— START OF DATA FOR THIS TASK —

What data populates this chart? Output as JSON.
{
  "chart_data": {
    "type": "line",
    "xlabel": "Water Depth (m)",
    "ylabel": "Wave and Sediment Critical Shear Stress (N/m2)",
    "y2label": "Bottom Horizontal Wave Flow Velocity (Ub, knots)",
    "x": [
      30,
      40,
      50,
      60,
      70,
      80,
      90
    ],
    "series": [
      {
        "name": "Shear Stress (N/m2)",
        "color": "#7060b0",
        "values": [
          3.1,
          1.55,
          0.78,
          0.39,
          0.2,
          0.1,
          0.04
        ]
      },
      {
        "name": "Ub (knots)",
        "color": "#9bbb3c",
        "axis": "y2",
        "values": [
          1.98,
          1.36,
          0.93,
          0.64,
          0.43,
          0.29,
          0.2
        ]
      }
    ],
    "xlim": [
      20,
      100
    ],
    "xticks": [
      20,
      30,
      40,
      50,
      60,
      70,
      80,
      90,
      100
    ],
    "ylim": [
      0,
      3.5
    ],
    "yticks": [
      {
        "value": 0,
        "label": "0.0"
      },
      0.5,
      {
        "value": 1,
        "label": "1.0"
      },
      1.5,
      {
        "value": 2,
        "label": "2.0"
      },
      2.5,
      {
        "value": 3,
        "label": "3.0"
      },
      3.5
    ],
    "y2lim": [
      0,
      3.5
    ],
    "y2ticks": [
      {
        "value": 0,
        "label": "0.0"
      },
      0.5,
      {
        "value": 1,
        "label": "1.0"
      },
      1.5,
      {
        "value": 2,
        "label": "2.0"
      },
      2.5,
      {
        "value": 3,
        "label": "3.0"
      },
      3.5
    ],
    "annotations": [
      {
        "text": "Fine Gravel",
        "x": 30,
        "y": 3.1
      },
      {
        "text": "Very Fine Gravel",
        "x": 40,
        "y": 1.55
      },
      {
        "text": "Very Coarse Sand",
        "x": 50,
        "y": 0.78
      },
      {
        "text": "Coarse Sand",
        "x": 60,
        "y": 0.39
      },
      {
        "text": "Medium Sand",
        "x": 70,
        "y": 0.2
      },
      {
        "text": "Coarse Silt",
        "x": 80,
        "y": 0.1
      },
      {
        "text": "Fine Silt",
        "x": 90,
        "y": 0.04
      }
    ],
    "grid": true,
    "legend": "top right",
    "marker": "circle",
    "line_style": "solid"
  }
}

— END OF DATA FOR THIS TASK —

SHORT TASK:
Transcribe the records above exactly as they appear.

SOLUTION TO THIS PROBLEM:
What data populates this chart? Output as JSON.
{
  "chart_data": {
    "type": "line",
    "xlabel": "Water Depth (m)",
    "ylabel": "Wave and Sediment Critical Shear Stress (N/m2)",
    "y2label": "Bottom Horizontal Wave Flow Velocity (Ub, knots)",
    "x": [
      30,
      40,
      50,
      60,
      70,
      80,
      90
    ],
    "series": [
      {
        "name": "Shear Stress (N/m2)",
        "color": "#7060b0",
        "values": [
          3.1,
          1.55,
          0.78,
          0.39,
          0.2,
          0.1,
          0.04
        ]
      },
      {
        "name": "Ub (knots)",
        "color": "#9bbb3c",
        "axis": "y2",
        "values": [
          1.98,
          1.36,
          0.93,
          0.64,
          0.43,
          0.29,
          0.2
        ]
      }
    ],
    "xlim": [
      20,
      100
    ],
    "xticks": [
      20,
      30,
      40,
      50,
      60,
      70,
      80,
      90,
      100
    ],
    "ylim": [
      0,
      3.5
    ],
    "yticks": [
      {
        "value": 0,
        "label": "0.0"
      },
      0.5,
      {
        "value": 1,
        "label": "1.0"
      },
      1.5,
      {
        "value": 2,
        "label": "2.0"
      },
      2.5,
      {
        "value": 3,
        "label": "3.0"
      },
      3.5
    ],
    "y2lim": [
      0,
      3.5
    ],
    "y2ticks": [
      {
        "value": 0,
        "label": "0.0"
      },
      0.5,
      {
        "value": 1,
        "label": "1.0"
      },
      1.5,
      {
        "value": 2,
        "label": "2.0"
      },
      2.5,
      {
        "value": 3,
        "label": "3.0"
      },
      3.5
    ],
    "annotations": [
      {
        "text": "Fine Gravel",
        "x": 30,
        "y": 3.1
      },
      {
        "text": "Very Fine Gravel",
        "x": 40,
        "y": 1.55
      },
      {
        "text": "Very Coarse Sand",
        "x": 50,
        "y": 0.78
      },
      {
        "text": "Coarse Sand",
        "x": 60,
        "y": 0.39
      },
      {
        "text": "Medium Sand",
        "x": 70,
        "y": 0.2
      },
      {
        "text": "Coarse Silt",
        "x": 80,
        "y": 0.1
      },
      {
        "text": "Fine Silt",
        "x": 90,
        "y": 0.04
      }
    ],
    "grid": true,
    "legend": "top right",
    "marker": "circle",
    "line_style": "solid"
  }
}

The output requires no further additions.